[start]

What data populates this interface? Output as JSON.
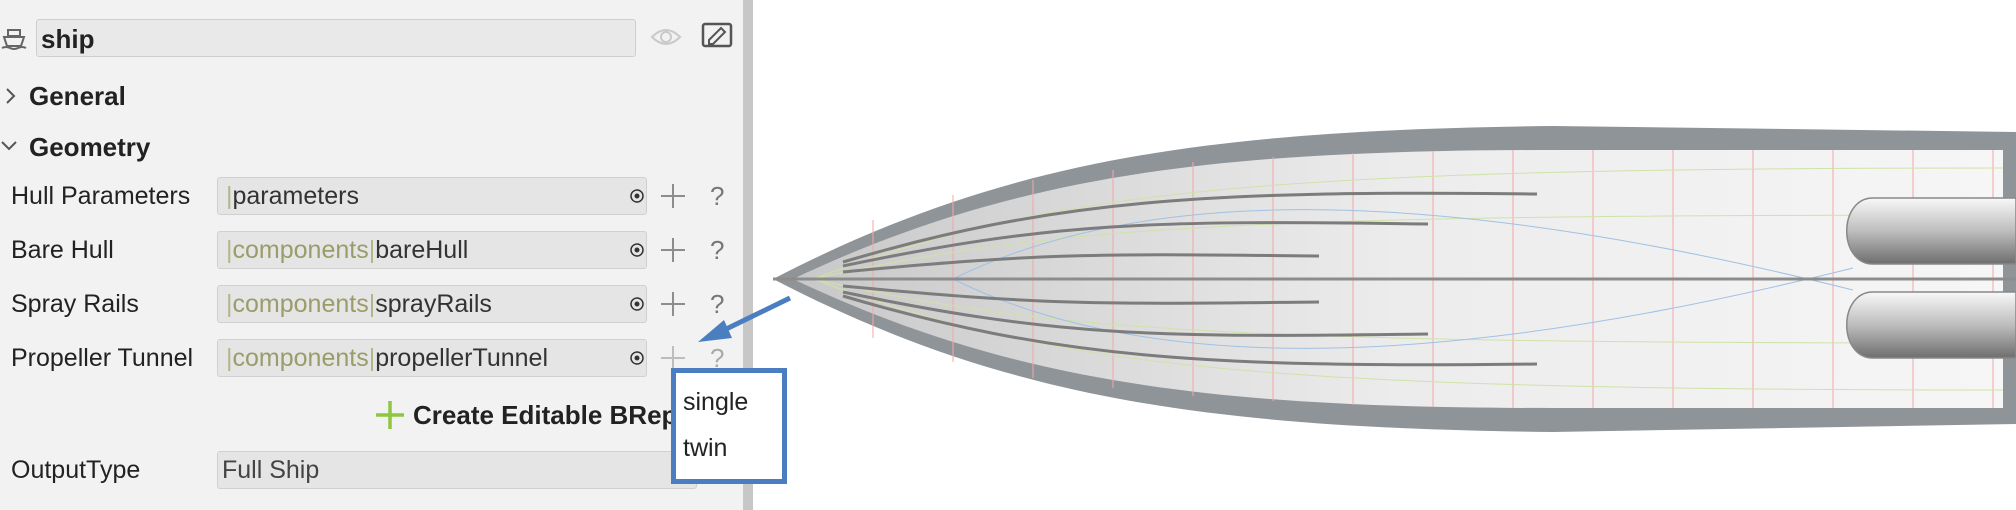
{
  "object": {
    "name": "ship"
  },
  "sections": {
    "general": "General",
    "geometry": "Geometry"
  },
  "properties": [
    {
      "label": "Hull Parameters",
      "prefix": "",
      "value": "parameters"
    },
    {
      "label": "Bare Hull",
      "prefix": "components",
      "value": "bareHull"
    },
    {
      "label": "Spray Rails",
      "prefix": "components",
      "value": "sprayRails"
    },
    {
      "label": "Propeller Tunnel",
      "prefix": "components",
      "value": "propellerTunnel"
    }
  ],
  "create_button": {
    "label": "Create Editable BRep"
  },
  "output": {
    "label": "OutputType",
    "value": "Full Ship"
  },
  "dropdown": {
    "options": [
      "single",
      "twin"
    ]
  },
  "colors": {
    "accent": "#4a7ec0",
    "plus_green": "#8dc63f",
    "hull_gray": "#8f9498"
  },
  "icons": [
    "ship-icon",
    "eye-icon",
    "edit-icon",
    "chevron-right-icon",
    "chevron-down-icon",
    "target-icon",
    "plus-icon",
    "help-icon",
    "arrow-pointer-icon"
  ]
}
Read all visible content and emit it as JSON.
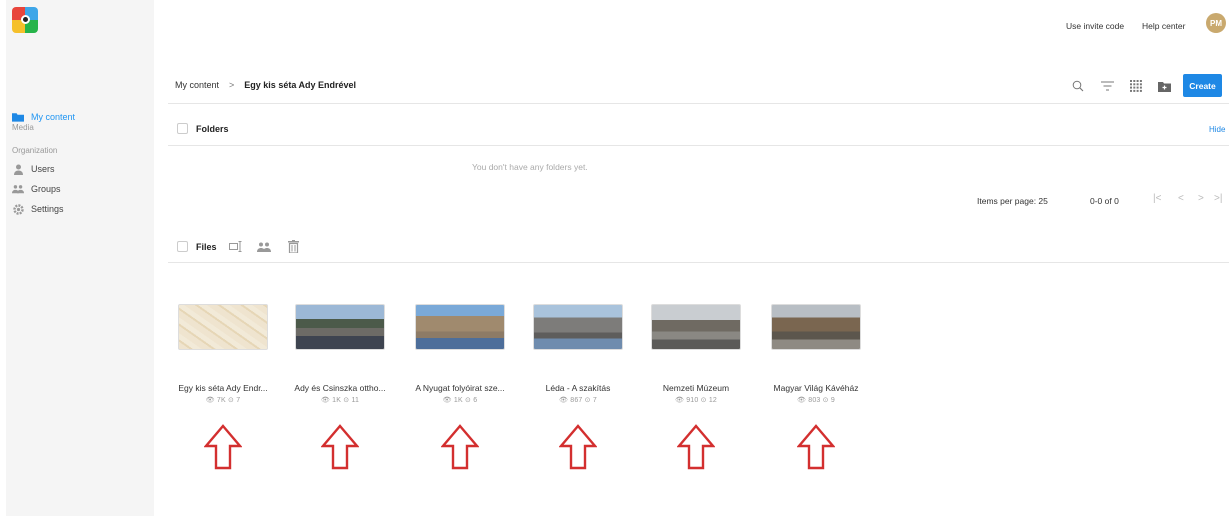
{
  "topbar": {
    "invite_label": "Use invite code",
    "help_label": "Help center",
    "avatar_initials": "PM"
  },
  "sidebar": {
    "media_label": "Media",
    "media_items": [
      {
        "label": "My content",
        "icon": "folder-icon"
      }
    ],
    "org_label": "Organization",
    "org_items": [
      {
        "label": "Users",
        "icon": "user-icon"
      },
      {
        "label": "Groups",
        "icon": "groups-icon"
      },
      {
        "label": "Settings",
        "icon": "gear-icon"
      }
    ]
  },
  "breadcrumb": {
    "root": "My content",
    "separator": ">",
    "current": "Egy kis séta Ady Endrével"
  },
  "toolbar": {
    "create_label": "Create",
    "accent": "#1e88e5"
  },
  "folders": {
    "title": "Folders",
    "hide_label": "Hide",
    "empty_message": "You don't have any folders yet."
  },
  "pagination": {
    "items_per_page_label": "Items per page: 25",
    "range_label": "0-0 of 0"
  },
  "files": {
    "title": "Files",
    "items": [
      {
        "title": "Egy kis séta Ady Endr...",
        "stats": "👁 7K ⊙ 7"
      },
      {
        "title": "Ady és Csinszka ottho...",
        "stats": "👁 1K ⊙ 11"
      },
      {
        "title": "A Nyugat folyóirat sze...",
        "stats": "👁 1K ⊙ 6"
      },
      {
        "title": "Léda - A szakítás",
        "stats": "👁 867 ⊙ 7"
      },
      {
        "title": "Nemzeti Múzeum",
        "stats": "👁 910 ⊙ 12"
      },
      {
        "title": "Magyar Világ Kávéház",
        "stats": "👁 803 ⊙ 9"
      }
    ]
  },
  "annotation_color": "#d32f2f"
}
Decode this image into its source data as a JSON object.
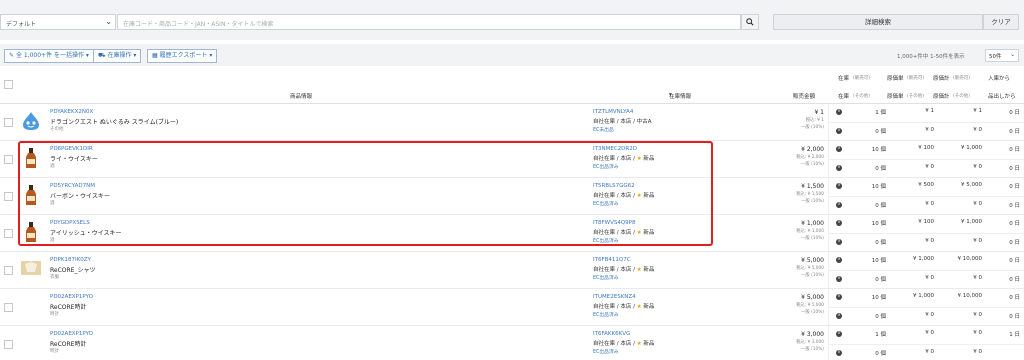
{
  "search": {
    "select_value": "デフォルト",
    "placeholder": "在庫コード・商品コード・JAN・ASIN・タイトルで検索",
    "search_icon": "magnifier-icon",
    "detail_label": "詳細検索",
    "clear_label": "クリア"
  },
  "toolbar": {
    "bulk_label": "全 1,000+件 を一括操作",
    "stock_label": "在庫操作",
    "history_label": "履歴エクスポート",
    "range_info": "1,000+件中 1-50件を表示",
    "per_page": "50件"
  },
  "header": {
    "product_info": "商品情報",
    "stock_info": "在庫情報",
    "sale_amount": "販売金額",
    "col_stock": "在庫",
    "col_stock_sub": "(販売可)",
    "col_cost_unit": "原価単",
    "col_cost_unit_sub": "(販売可)",
    "col_cost_total": "原価計",
    "col_cost_total_sub": "(販売可)",
    "col_incoming": "入庫から",
    "col_stock2": "在庫",
    "col_stock2_sub": "(その他)",
    "col_cost_unit2": "原価単",
    "col_cost_unit2_sub": "(その他)",
    "col_cost_total2": "原価計",
    "col_cost_total2_sub": "(その他)",
    "col_sold": "品出しから"
  },
  "rows": [
    {
      "pid": "PDYAKEKX2N0X",
      "name": "ドラゴンクエスト ぬいぐるみ スライム(ブルー)",
      "cat": "その他",
      "iid": "ITZTLMVNLYA4",
      "status": "自社在庫 / 本店 / 中古A",
      "status_star": "",
      "canon": "EC未出品",
      "price": "¥ 1",
      "tax": "税込: ¥ 1",
      "rate": "一般 (10%)",
      "a": {
        "s": "1 個",
        "cu": "¥ 1",
        "ct": "¥ 1",
        "d": "0 日"
      },
      "b": {
        "s": "0 個",
        "cu": "¥ 0",
        "ct": "¥ 0",
        "d": "0 日"
      }
    },
    {
      "pid": "PD6PGEVK1DIR",
      "name": "ライ・ウイスキー",
      "cat": "酒",
      "iid": "IT3NMEC2DR2D",
      "status": "自社在庫 / 本店 / ",
      "status_star": "新品",
      "canon": "EC出品済み",
      "price": "¥ 2,000",
      "tax": "税込: ¥ 2,000",
      "rate": "一般 (10%)",
      "a": {
        "s": "10 個",
        "cu": "¥ 100",
        "ct": "¥ 1,000",
        "d": "0 日"
      },
      "b": {
        "s": "0 個",
        "cu": "¥ 0",
        "ct": "¥ 0",
        "d": "0 日"
      }
    },
    {
      "pid": "PD5YRCYAD7NM",
      "name": "バーボン・ウイスキー",
      "cat": "酒",
      "iid": "IT5RBLS7GG62",
      "status": "自社在庫 / 本店 / ",
      "status_star": "新品",
      "canon": "EC出品済み",
      "price": "¥ 1,500",
      "tax": "税込: ¥ 1,500",
      "rate": "一般 (10%)",
      "a": {
        "s": "10 個",
        "cu": "¥ 500",
        "ct": "¥ 5,000",
        "d": "0 日"
      },
      "b": {
        "s": "0 個",
        "cu": "¥ 0",
        "ct": "¥ 0",
        "d": "0 日"
      }
    },
    {
      "pid": "PDYGDPXSELS",
      "name": "アイリッシュ・ウイスキー",
      "cat": "酒",
      "iid": "IT8FWVS4Q9P8",
      "status": "自社在庫 / 本店 / ",
      "status_star": "新品",
      "canon": "EC出品済み",
      "price": "¥ 1,000",
      "tax": "税込: ¥ 1,000",
      "rate": "一般 (10%)",
      "a": {
        "s": "10 個",
        "cu": "¥ 100",
        "ct": "¥ 1,000",
        "d": "0 日"
      },
      "b": {
        "s": "0 個",
        "cu": "¥ 0",
        "ct": "¥ 0",
        "d": "0 日"
      }
    },
    {
      "pid": "PDPK187IK0ZY",
      "name": "ReCORE_シャツ",
      "cat": "衣服",
      "iid": "IT6FB411Q7C",
      "status": "自社在庫 / 本店 / ",
      "status_star": "新品",
      "canon": "EC出品済み",
      "price": "¥ 5,000",
      "tax": "税込: ¥ 5,000",
      "rate": "一般 (10%)",
      "a": {
        "s": "10 個",
        "cu": "¥ 1,000",
        "ct": "¥ 10,000",
        "d": "0 日"
      },
      "b": {
        "s": "0 個",
        "cu": "¥ 0",
        "ct": "¥ 0",
        "d": "0 日"
      }
    },
    {
      "pid": "PD02AEXP1PYO",
      "name": "ReCORE時計",
      "cat": "時計",
      "iid": "ITUME2ESKNZ4",
      "status": "自社在庫 / 本店 / ",
      "status_star": "新品",
      "canon": "EC出品済み",
      "price": "¥ 5,000",
      "tax": "税込: ¥ 5,000",
      "rate": "一般 (10%)",
      "a": {
        "s": "10 個",
        "cu": "¥ 1,000",
        "ct": "¥ 10,000",
        "d": "0 日"
      },
      "b": {
        "s": "0 個",
        "cu": "¥ 0",
        "ct": "¥ 0",
        "d": "0 日"
      }
    },
    {
      "pid": "PD02AEXP1PYO",
      "name": "ReCORE時計",
      "cat": "時計",
      "iid": "IT6FAKK6KVG",
      "status": "自社在庫 / 本店 / ",
      "status_star": "新品",
      "canon": "EC出品済み",
      "price": "¥ 3,000",
      "tax": "税込: ¥ 3,000",
      "rate": "一般 (10%)",
      "a": {
        "s": "1 個",
        "cu": "¥ 0",
        "ct": "¥ 0",
        "d": "1 日"
      },
      "b": {
        "s": "0 個",
        "cu": "¥ 0",
        "ct": "¥ 0",
        "d": ""
      }
    }
  ]
}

[end]

• [Your task]
Consider the entries above and return each line with the string "JSON".

• [The output]
What data populates this interface? Output as JSON.
Read all visible content and emit it as JSON.
Decode this image into its source data as a JSON object.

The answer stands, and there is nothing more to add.